Côte d'Ivoire: Pour freiner l'anarchie - Vivement une loi sur les loyers !
Nord-Sud (Abidjan)
3 Juillet 2008
Publié sur le web le 4 Juillet 2008
Kesy B. Jacob
Les relations entre propriétaires et locataires d'habitations ne sont pas toujours sereines à Abidjan. La rareté de l'offre impose aux seconds de commencer parfois à harceler les premiers dès que les premières briques sont posées. Cette trop forte pression de la demande a instauré des quasi-rapports de maître à esclave entre bailleur et locataire.

Listing affiché ->
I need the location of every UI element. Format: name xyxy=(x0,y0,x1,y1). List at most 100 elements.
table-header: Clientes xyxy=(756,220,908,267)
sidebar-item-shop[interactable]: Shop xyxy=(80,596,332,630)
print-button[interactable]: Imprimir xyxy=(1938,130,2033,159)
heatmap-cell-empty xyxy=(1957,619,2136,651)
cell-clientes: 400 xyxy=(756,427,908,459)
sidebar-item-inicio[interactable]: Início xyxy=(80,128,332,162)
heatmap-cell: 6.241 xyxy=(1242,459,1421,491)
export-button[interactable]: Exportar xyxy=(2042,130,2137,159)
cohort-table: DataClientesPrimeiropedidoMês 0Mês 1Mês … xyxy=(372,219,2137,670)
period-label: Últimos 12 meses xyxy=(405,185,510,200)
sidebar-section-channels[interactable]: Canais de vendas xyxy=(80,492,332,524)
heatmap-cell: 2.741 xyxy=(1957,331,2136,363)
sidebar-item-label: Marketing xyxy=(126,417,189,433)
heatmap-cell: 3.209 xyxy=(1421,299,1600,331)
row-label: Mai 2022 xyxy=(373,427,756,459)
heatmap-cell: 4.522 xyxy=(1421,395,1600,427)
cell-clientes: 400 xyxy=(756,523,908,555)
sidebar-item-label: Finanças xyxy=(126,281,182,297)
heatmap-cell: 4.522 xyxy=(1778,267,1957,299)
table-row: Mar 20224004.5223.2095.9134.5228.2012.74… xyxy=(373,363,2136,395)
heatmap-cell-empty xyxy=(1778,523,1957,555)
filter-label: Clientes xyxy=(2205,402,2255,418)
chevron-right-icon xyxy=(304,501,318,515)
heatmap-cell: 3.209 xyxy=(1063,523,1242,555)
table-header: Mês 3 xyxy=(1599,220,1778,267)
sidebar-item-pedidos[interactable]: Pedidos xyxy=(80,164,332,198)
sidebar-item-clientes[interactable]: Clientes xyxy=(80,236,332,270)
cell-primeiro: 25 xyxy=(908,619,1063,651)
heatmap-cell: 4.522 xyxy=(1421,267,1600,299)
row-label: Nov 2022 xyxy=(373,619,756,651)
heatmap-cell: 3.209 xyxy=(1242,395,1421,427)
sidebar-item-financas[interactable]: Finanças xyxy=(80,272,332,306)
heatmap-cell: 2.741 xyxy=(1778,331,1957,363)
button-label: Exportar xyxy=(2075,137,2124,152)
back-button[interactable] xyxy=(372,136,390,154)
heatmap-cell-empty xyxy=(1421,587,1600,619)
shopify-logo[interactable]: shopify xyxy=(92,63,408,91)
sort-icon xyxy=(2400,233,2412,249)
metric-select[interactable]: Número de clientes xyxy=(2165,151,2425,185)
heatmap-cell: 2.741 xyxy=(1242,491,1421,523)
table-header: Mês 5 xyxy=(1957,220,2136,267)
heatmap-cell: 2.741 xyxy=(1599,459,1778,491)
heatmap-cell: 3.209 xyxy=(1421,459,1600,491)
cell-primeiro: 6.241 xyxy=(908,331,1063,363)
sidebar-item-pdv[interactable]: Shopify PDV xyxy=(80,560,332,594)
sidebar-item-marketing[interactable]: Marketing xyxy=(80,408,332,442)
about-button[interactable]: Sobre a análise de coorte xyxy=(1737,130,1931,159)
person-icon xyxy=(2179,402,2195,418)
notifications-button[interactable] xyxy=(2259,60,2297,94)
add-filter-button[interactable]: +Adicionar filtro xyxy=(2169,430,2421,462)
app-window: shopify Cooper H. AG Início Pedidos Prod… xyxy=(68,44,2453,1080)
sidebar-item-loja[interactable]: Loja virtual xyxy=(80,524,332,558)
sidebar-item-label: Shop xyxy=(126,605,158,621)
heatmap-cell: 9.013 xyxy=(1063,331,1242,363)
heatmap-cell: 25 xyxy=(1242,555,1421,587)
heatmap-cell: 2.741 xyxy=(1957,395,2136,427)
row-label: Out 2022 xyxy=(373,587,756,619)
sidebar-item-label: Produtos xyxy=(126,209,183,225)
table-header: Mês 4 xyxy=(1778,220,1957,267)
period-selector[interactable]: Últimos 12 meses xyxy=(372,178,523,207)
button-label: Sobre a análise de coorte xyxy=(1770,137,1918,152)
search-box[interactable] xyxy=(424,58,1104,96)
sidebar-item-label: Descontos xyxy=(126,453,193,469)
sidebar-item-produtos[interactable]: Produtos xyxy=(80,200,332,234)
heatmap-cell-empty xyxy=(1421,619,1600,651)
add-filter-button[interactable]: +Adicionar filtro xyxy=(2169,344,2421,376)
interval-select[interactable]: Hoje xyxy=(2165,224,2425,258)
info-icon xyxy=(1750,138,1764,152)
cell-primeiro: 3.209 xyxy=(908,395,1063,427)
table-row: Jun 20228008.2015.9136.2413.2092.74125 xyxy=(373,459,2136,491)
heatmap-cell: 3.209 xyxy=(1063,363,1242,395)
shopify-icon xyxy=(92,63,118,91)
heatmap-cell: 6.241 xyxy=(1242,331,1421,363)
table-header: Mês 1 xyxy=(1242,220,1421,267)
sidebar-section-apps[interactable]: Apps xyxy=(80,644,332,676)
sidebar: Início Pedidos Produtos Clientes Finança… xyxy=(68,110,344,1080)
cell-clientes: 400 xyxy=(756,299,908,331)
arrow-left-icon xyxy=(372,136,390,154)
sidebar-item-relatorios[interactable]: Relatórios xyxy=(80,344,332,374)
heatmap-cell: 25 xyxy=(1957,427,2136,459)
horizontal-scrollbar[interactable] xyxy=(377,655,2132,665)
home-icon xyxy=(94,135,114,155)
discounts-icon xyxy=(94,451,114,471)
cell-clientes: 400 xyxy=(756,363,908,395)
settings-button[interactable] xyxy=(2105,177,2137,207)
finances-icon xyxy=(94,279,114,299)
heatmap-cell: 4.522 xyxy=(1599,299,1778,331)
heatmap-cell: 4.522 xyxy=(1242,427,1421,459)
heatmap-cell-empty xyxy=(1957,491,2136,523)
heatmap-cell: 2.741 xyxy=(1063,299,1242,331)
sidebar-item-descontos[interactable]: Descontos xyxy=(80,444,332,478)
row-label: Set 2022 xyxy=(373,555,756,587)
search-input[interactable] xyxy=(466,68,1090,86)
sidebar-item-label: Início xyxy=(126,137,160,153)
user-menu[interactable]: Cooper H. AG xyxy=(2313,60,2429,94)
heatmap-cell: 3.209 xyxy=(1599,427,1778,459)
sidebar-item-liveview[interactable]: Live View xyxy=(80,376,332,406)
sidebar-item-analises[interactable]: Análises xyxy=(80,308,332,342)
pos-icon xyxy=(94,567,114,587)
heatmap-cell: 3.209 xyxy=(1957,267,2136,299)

Liste des tâches ->
**1)** Quels sont tous les noms propres (pays, ville, journal, auteur) qui figurent dans l'article sur les loyers à Abidjan ?
**2)** D'après l'article sur les loyers à Abidjan, qu'est-ce que la rareté de l'offre impose aux locataires ?
**3)** Écrivez la suite de l'article sur les loyers à Abidjan, à partir de sa dernière phrase.
Ce listing provient d'une autre source que l'article.

Réponses par tâche ->
**1)** Côte d'Ivoire, Nord-Sud, Abidjan, Kesy B. Jacob

**2)** Elle leur impose de commencer parfois à harceler les propriétaires dès que les premières briques sont posées.

**3)**
La spéculation est la règle, et le propriétaire sort toujours gagnant du duel. C'est véritablement l'anarchie dans la fixation de la caution dont le nombre de mois de loyer est fixé à la tête du client. De même, les loyers ont pris l'ascenseur depuis belle lurette, réduisant d'autant la marge de manoeuvre des salariés. A Marcory-Remblais par exemple, il est devenu impossible de trouver un appartement de deux pièces à moins de 75.000 Fcfa. Idem à Cocody. Aujourd'hui, le studio modeste se négocie encore difficilement à 60.000 Fcfa dans la plupart des communes. Mais, pour combien de temps encore ? Surtout que les propriétaires profitent dorénavant de la sortie d'un ancien locataire pour majorer le loyer d'au moins 5.000 Fcfa ou imposent carrément l'augmentation à ceux qui acceptent de rester. Un véritable cycle infernal qui n'est pas prêt de s'arrêter. Dans un contexte général d'appauvrissement de la population, il devient urgent de mettre de l'ordre. Le gouvernement doit prendre une initiative pour réglementer les loyers. La responsabilité de l'Assemblée nationale est aussi grande de ce point de vue. Si Mamadou Koulibaly et ses camarades soutiennent se préoccuper du sort de leurs concitoyens, ils ne peuvent plus faire l'économie d'une loi qui viendrait canaliser les loyers selon la situation géographique du bâtiment, la surface habitable et les commodités offertes. C'est cela aussi le sens des responsabilités.